[WHAT YOU HAVE TO DO]:
Leave the pictures out. Return all other data exactly.

#####

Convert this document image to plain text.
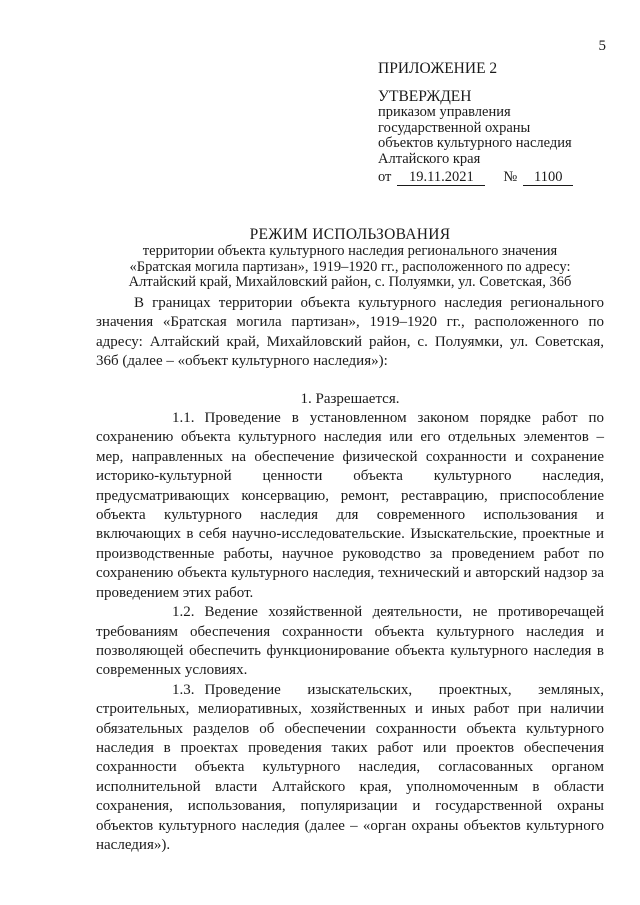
5
ПРИЛОЖЕНИЕ 2
УТВЕРЖДЕН
приказом управления
государственной охраны
объектов культурного наследия
Алтайского края
от 19.11.2021 № 1100
РЕЖИМ ИСПОЛЬЗОВАНИЯ
территории объекта культурного наследия регионального значения
«Братская могила партизан», 1919–1920 гг., расположенного по адресу:
Алтайский край, Михайловский район, с. Полуямки, ул. Советская, 36б

В границах территории объекта культурного наследия регионального значения «Братская могила партизан», 1919–1920 гг., расположенного по адресу: Алтайский край, Михайловский район, с. Полуямки, ул. Советская, 36б (далее – «объект культурного наследия»):

1. Разрешается.

1.1. Проведение в установленном законом порядке работ по сохранению объекта культурного наследия или его отдельных элементов – мер, направленных на обеспечение физической сохранности и сохранение историко-культурной ценности объекта культурного наследия, предусматривающих консервацию, ремонт, реставрацию, приспособление объекта культурного наследия для современного использования и включающих в себя научно-исследовательские. Изыскательские, проектные и производственные работы, научное руководство за проведением работ по сохранению объекта культурного наследия, технический и авторский надзор за проведением этих работ.

1.2. Ведение хозяйственной деятельности, не противоречащей требованиям обеспечения сохранности объекта культурного наследия и позволяющей обеспечить функционирование объекта культурного наследия в современных условиях.

1.3. Проведение изыскательских, проектных, земляных, строительных, мелиоративных, хозяйственных и иных работ при наличии обязательных разделов об обеспечении сохранности объекта культурного наследия в проектах проведения таких работ или проектов обеспечения сохранности объекта культурного наследия, согласованных органом исполнительной власти Алтайского края, уполномоченным в области сохранения, использования, популяризации и государственной охраны объектов культурного наследия (далее – «орган охраны объектов культурного наследия»).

#####

[WRITTEN REPLY]:
Convert this document image to plain text.
5
ПРИЛОЖЕНИЕ 2
УТВЕРЖДЕН
приказом управления
государственной охраны
объектов культурного наследия
Алтайского края
от 19.11.2021 № 1100
РЕЖИМ ИСПОЛЬЗОВАНИЯ
территории объекта культурного наследия регионального значения
«Братская могила партизан», 1919–1920 гг., расположенного по адресу:
Алтайский край, Михайловский район, с. Полуямки, ул. Советская, 36б

В границах территории объекта культурного наследия регионального значения «Братская могила партизан», 1919–1920 гг., расположенного по адресу: Алтайский край, Михайловский район, с. Полуямки, ул. Советская, 36б (далее – «объект культурного наследия»):

1. Разрешается.

1.1. Проведение в установленном законом порядке работ по сохранению объекта культурного наследия или его отдельных элементов – мер, направленных на обеспечение физической сохранности и сохранение историко-культурной ценности объекта культурного наследия, предусматривающих консервацию, ремонт, реставрацию, приспособление объекта культурного наследия для современного использования и включающих в себя научно-исследовательские. Изыскательские, проектные и производственные работы, научное руководство за проведением работ по сохранению объекта культурного наследия, технический и авторский надзор за проведением этих работ.

1.2. Ведение хозяйственной деятельности, не противоречащей требованиям обеспечения сохранности объекта культурного наследия и позволяющей обеспечить функционирование объекта культурного наследия в современных условиях.

1.3. Проведение изыскательских, проектных, земляных, строительных, мелиоративных, хозяйственных и иных работ при наличии обязательных разделов об обеспечении сохранности объекта культурного наследия в проектах проведения таких работ или проектов обеспечения сохранности объекта культурного наследия, согласованных органом исполнительной власти Алтайского края, уполномоченным в области сохранения, использования, популяризации и государственной охраны объектов культурного наследия (далее – «орган охраны объектов культурного наследия»).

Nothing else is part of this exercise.